◆ SET TASK
Give the data a second time, exactly and in full.
__________________________________________________
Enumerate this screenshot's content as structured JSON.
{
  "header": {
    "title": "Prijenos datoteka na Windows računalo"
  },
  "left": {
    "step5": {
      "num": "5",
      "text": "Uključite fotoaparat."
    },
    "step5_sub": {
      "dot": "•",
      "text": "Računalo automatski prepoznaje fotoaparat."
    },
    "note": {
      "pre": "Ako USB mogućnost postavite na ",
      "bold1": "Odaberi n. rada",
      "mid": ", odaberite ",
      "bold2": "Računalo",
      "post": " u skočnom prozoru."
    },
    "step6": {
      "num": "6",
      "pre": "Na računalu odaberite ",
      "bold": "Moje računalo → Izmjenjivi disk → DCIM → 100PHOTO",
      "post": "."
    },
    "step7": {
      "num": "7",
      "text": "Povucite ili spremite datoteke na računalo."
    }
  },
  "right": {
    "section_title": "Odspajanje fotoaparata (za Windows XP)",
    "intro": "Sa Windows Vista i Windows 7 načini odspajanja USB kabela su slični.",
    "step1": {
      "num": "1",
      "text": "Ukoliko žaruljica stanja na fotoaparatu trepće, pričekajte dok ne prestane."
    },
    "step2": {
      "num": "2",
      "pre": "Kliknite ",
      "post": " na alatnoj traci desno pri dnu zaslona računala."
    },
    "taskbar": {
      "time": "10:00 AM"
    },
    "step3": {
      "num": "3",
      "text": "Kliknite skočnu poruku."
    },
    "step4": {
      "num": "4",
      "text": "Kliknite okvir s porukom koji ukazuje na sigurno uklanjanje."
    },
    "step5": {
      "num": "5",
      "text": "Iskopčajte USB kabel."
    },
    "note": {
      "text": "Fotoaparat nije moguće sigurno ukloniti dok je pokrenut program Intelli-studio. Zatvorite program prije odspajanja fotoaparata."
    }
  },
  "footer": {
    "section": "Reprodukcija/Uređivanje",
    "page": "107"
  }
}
__________________________________________________
◆ RESPONSE BELOW
Enumerate this screenshot's content as structured JSON.
{
  "header": {
    "title": "Prijenos datoteka na Windows računalo"
  },
  "left": {
    "step5": {
      "num": "5",
      "text": "Uključite fotoaparat."
    },
    "step5_sub": {
      "dot": "•",
      "text": "Računalo automatski prepoznaje fotoaparat."
    },
    "note": {
      "pre": "Ako USB mogućnost postavite na ",
      "bold1": "Odaberi n. rada",
      "mid": ", odaberite ",
      "bold2": "Računalo",
      "post": " u skočnom prozoru."
    },
    "step6": {
      "num": "6",
      "pre": "Na računalu odaberite ",
      "bold": "Moje računalo → Izmjenjivi disk → DCIM → 100PHOTO",
      "post": "."
    },
    "step7": {
      "num": "7",
      "text": "Povucite ili spremite datoteke na računalo."
    }
  },
  "right": {
    "section_title": "Odspajanje fotoaparata (za Windows XP)",
    "intro": "Sa Windows Vista i Windows 7 načini odspajanja USB kabela su slični.",
    "step1": {
      "num": "1",
      "text": "Ukoliko žaruljica stanja na fotoaparatu trepće, pričekajte dok ne prestane."
    },
    "step2": {
      "num": "2",
      "pre": "Kliknite ",
      "post": " na alatnoj traci desno pri dnu zaslona računala."
    },
    "taskbar": {
      "time": "10:00 AM"
    },
    "step3": {
      "num": "3",
      "text": "Kliknite skočnu poruku."
    },
    "step4": {
      "num": "4",
      "text": "Kliknite okvir s porukom koji ukazuje na sigurno uklanjanje."
    },
    "step5": {
      "num": "5",
      "text": "Iskopčajte USB kabel."
    },
    "note": {
      "text": "Fotoaparat nije moguće sigurno ukloniti dok je pokrenut program Intelli-studio. Zatvorite program prije odspajanja fotoaparata."
    }
  },
  "footer": {
    "section": "Reprodukcija/Uređivanje",
    "page": "107"
  }
}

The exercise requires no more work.